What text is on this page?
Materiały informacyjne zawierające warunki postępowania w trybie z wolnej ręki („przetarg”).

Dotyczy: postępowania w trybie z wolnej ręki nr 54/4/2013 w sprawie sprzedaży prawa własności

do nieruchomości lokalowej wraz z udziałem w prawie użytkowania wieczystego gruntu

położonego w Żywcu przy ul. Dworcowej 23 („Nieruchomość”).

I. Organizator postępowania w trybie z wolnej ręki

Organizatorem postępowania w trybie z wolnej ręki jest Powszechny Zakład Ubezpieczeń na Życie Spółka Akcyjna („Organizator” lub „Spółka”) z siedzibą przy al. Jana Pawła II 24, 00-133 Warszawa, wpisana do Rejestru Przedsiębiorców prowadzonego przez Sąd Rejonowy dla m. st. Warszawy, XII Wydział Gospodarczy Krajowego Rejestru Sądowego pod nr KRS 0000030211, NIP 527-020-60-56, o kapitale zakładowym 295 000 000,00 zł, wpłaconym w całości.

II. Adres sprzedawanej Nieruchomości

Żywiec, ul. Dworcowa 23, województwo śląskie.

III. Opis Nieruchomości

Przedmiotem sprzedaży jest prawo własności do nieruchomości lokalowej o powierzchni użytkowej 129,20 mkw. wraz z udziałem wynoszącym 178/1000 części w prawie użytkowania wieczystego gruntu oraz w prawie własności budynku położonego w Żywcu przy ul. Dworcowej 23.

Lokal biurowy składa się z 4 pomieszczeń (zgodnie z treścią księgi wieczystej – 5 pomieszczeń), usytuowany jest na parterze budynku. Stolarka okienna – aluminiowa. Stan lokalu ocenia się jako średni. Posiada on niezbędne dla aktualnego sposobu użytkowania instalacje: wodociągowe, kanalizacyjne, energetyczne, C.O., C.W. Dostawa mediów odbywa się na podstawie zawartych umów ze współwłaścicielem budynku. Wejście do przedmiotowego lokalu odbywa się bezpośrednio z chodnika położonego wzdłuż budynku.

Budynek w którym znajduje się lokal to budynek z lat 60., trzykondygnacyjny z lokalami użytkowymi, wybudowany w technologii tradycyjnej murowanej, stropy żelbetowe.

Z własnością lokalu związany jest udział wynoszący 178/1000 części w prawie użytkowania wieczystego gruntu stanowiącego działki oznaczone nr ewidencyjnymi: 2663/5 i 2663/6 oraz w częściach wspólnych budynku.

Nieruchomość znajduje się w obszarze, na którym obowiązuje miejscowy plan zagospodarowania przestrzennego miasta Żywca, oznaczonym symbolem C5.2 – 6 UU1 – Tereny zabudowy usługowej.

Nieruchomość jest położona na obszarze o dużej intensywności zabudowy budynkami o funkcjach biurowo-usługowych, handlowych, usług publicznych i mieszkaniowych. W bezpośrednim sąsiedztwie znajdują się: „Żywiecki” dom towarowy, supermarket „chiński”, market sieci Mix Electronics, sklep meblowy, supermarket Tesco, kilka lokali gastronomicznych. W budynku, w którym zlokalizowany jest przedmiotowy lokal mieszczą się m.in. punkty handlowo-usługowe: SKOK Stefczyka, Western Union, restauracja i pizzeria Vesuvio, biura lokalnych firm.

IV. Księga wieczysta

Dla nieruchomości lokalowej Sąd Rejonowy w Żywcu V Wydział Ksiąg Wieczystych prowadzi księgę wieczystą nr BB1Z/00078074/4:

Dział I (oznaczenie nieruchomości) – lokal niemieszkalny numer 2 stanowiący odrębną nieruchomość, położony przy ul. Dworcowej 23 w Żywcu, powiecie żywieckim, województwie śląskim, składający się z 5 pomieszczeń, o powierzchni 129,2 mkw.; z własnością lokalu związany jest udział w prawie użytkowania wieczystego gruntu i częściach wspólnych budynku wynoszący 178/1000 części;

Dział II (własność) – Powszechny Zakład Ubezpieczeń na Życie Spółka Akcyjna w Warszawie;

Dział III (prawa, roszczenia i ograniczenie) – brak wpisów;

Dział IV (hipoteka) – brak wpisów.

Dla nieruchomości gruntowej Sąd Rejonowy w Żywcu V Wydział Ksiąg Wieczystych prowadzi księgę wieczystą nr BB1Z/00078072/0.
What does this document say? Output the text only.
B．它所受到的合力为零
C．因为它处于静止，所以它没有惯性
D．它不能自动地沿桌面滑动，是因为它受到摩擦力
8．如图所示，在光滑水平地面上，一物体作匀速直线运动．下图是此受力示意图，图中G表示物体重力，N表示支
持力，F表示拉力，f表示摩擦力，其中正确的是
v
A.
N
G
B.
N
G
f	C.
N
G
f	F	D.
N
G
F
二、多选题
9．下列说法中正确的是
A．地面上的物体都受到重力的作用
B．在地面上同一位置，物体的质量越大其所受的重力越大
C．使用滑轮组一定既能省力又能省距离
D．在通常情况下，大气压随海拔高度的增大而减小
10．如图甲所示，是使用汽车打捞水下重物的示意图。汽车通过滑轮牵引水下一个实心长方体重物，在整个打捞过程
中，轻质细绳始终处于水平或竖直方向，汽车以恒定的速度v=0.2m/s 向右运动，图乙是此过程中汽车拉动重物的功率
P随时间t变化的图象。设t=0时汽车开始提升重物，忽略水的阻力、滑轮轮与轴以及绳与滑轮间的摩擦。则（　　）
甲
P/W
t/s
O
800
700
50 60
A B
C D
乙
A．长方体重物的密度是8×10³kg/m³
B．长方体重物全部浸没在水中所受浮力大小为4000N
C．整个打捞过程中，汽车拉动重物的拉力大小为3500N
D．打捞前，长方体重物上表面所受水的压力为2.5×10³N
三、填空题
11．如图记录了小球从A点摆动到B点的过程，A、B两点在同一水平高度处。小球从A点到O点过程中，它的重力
○ ○ ○ ○ ○
▶ Task brief:
Show the lines of the records that include the string "Spółka".

▶ Response to this exercise:
Organizatorem postępowania w trybie z wolnej ręki jest Powszechny Zakład Ubezpieczeń na Życie Spółka Akcyjna („Organizator” lub „Spółka”) z siedzibą przy al. Jana Pawła II 24, 00-133 Warszawa, wpisana do Rejestru Przedsiębiorców prowadzonego przez Sąd Rejonowy dla m. st. Warszawy, XII Wydział Gospodarczy Krajowego Rejestru Sądowego pod nr KRS 0000030211, NIP 527-020-60-56, o kapitale zakładowym 295 000 000,00 zł, wpłaconym w całości.
Dział II (własność) – Powszechny Zakład Ubezpieczeń na Życie Spółka Akcyjna w Warszawie;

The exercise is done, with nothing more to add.